§ MATERIAL PROVIDED
□ □ □ □ □ □ □

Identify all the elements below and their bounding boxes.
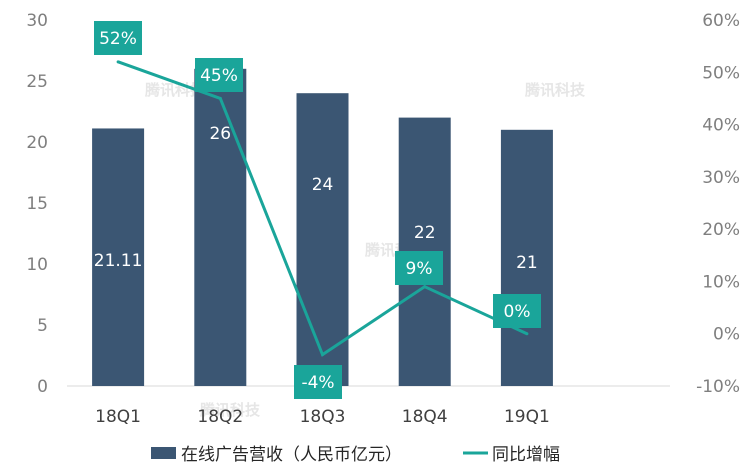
bar — [500, 129, 553, 387]
x-tick-label: 18Q2 — [197, 407, 243, 427]
line-label-box — [493, 294, 541, 328]
line-label-layer: 52% 45% -4% 9% 0% — [94, 21, 541, 399]
bar-series — [92, 68, 553, 387]
line-label-box — [195, 58, 243, 92]
legend: 在线广告营收（人民币亿元） 同比增幅 — [151, 445, 560, 465]
x-tick-label: 18Q4 — [402, 407, 448, 427]
bar-data-label: 21.11 — [94, 251, 143, 271]
y-left-tick-label: 10 — [26, 255, 48, 275]
line-point — [321, 353, 325, 357]
legend-bar-label: 在线广告营收（人民币亿元） — [181, 445, 402, 465]
y-left-tick-label: 25 — [26, 72, 48, 92]
legend-bar-swatch — [151, 447, 176, 459]
y-left-axis: 0 5 10 15 20 25 30 — [26, 11, 48, 397]
y-right-tick-label: 0% — [713, 325, 740, 345]
y-right-tick-label: 50% — [702, 63, 740, 83]
bar — [296, 93, 349, 386]
line-data-label: 0% — [504, 302, 531, 322]
x-tick-label: 18Q1 — [95, 407, 141, 427]
x-axis: 18Q1 18Q2 18Q3 18Q4 19Q1 — [95, 407, 550, 427]
bar-label-layer: 21.11 26 24 22 21 — [94, 124, 538, 273]
y-right-tick-label: 10% — [702, 272, 740, 292]
line-point — [423, 285, 427, 289]
bar-data-label: 24 — [312, 175, 334, 195]
bar — [194, 68, 247, 387]
y-left-tick-label: 30 — [26, 11, 48, 31]
x-tick-label: 19Q1 — [504, 407, 550, 427]
bar — [92, 128, 145, 386]
line-data-label: -4% — [301, 373, 334, 393]
line-label-box — [94, 21, 142, 55]
line-point — [525, 332, 529, 336]
bar-data-label: 26 — [209, 124, 231, 144]
y-right-tick-label: 20% — [702, 220, 740, 240]
bar-data-label: 22 — [414, 223, 436, 243]
line-data-label: 9% — [406, 259, 433, 279]
line-data-label: 52% — [99, 29, 137, 49]
line-data-label: 45% — [200, 66, 238, 86]
y-right-tick-label: 30% — [702, 168, 740, 188]
y-left-tick-label: 5 — [37, 316, 48, 336]
line-series — [116, 60, 529, 357]
bar-data-label: 21 — [516, 253, 538, 273]
line-point — [116, 60, 120, 64]
y-left-tick-label: 20 — [26, 133, 48, 153]
watermark-text: 腾讯科技 — [144, 81, 206, 99]
y-left-tick-label: 0 — [37, 377, 48, 397]
y-right-tick-label: 60% — [702, 11, 740, 31]
line-label-box — [395, 251, 443, 285]
line-label-box — [294, 365, 342, 399]
watermark-text: 腾讯科技 — [199, 401, 261, 419]
x-tick-label: 18Q3 — [300, 407, 346, 427]
y-right-axis: -10% 0% 10% 20% 30% 40% 50% 60% — [696, 11, 740, 397]
legend-line-label: 同比增幅 — [492, 445, 560, 465]
watermark-text: 腾讯科技 — [524, 81, 586, 99]
y-right-tick-label: -10% — [696, 377, 740, 397]
line-point — [218, 96, 222, 100]
y-right-tick-label: 40% — [702, 116, 740, 136]
y-left-tick-label: 15 — [26, 194, 48, 214]
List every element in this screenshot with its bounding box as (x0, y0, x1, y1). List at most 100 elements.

□ □ □ □ □ □ □

§ TO DO
Count the lines in the records above that contain the string "bounding", treating uppercase and lowercase as different, and reply with the number alone.

§ ANSWER TO THE TASK
2